## BEGIN

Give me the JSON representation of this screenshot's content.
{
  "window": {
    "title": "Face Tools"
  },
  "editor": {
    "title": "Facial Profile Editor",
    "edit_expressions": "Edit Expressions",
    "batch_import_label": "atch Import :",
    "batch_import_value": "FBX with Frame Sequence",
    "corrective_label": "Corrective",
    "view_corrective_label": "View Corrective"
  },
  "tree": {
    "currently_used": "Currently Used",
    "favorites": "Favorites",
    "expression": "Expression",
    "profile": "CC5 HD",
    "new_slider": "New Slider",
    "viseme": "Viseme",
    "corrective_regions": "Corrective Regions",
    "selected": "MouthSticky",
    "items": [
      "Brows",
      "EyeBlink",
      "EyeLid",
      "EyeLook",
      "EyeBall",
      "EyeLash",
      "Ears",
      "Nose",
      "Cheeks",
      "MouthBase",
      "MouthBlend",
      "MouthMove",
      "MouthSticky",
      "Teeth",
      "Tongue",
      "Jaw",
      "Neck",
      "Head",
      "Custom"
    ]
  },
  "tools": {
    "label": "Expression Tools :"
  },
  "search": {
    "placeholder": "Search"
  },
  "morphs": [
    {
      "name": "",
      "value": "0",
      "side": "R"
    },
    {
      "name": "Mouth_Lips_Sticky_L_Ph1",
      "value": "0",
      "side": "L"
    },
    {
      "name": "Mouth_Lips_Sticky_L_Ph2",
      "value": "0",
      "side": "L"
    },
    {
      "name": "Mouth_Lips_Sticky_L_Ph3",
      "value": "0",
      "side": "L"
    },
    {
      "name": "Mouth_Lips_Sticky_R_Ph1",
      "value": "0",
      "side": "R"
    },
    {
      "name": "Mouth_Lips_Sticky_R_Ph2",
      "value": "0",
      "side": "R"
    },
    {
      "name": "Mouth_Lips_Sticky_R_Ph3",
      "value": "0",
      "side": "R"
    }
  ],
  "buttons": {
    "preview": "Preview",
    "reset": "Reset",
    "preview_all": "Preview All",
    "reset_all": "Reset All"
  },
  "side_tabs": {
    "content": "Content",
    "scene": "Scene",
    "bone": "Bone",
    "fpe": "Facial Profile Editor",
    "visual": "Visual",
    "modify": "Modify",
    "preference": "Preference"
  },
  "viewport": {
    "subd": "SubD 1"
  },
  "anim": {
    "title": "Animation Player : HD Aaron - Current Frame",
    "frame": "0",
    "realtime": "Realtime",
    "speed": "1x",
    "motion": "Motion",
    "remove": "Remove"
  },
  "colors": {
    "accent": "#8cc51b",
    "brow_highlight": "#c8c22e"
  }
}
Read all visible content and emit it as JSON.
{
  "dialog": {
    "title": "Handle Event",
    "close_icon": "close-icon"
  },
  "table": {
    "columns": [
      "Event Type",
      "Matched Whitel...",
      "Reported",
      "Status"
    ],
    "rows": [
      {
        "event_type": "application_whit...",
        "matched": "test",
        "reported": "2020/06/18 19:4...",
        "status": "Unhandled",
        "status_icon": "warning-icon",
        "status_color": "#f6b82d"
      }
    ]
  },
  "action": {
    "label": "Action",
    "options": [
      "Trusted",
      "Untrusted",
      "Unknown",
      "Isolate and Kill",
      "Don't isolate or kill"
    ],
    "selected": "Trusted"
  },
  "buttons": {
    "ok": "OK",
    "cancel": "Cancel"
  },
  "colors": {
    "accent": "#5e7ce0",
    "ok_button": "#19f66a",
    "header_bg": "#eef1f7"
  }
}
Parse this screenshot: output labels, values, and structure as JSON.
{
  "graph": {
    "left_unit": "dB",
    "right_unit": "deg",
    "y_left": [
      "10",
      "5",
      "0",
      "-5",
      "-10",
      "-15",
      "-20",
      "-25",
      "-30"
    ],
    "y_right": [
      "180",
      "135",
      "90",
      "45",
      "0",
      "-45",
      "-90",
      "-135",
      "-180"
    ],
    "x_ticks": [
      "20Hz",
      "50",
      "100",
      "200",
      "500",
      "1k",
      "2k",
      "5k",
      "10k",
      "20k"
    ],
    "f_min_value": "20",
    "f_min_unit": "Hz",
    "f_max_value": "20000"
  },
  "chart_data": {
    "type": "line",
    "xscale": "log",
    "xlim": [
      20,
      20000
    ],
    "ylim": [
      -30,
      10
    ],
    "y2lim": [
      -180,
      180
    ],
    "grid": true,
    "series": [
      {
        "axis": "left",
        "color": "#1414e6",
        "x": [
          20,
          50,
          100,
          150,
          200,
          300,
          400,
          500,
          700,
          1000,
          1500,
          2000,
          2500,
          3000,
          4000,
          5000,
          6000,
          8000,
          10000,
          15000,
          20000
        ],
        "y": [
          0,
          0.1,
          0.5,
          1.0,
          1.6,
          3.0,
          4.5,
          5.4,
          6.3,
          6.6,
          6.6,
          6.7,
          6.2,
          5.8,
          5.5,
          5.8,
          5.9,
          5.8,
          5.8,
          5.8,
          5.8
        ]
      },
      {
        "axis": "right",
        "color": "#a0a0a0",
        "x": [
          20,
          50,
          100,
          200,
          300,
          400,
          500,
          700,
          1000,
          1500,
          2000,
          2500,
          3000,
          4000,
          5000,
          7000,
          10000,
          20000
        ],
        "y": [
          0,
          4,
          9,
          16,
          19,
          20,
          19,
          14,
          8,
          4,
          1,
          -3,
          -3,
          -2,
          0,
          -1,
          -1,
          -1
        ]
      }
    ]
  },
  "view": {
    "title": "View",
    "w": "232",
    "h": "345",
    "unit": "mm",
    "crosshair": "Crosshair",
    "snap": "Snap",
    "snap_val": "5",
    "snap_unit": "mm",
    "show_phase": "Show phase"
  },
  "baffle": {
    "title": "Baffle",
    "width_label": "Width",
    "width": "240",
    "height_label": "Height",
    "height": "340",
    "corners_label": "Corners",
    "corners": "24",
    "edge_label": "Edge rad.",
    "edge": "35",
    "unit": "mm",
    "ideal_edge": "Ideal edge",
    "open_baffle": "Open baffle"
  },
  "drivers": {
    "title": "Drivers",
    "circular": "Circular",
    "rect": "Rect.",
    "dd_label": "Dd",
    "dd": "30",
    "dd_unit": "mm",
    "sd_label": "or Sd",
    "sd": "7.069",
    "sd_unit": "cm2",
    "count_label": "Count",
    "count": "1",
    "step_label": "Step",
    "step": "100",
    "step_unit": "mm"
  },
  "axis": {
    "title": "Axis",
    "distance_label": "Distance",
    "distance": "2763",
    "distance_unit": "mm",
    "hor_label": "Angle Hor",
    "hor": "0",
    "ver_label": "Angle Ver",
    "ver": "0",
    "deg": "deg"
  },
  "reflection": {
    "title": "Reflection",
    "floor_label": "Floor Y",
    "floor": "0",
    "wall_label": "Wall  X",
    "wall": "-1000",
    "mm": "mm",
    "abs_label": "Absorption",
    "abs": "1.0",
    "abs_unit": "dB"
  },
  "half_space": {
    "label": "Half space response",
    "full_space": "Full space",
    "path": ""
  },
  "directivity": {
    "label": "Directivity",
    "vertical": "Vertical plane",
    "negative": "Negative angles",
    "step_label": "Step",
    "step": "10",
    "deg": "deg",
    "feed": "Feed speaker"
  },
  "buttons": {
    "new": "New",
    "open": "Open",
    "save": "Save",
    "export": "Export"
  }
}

## END

* **What is asked**
Examine the entries and report how many of their lines contain the string "Corrective", giving no more than the number.

* **Written solution**
3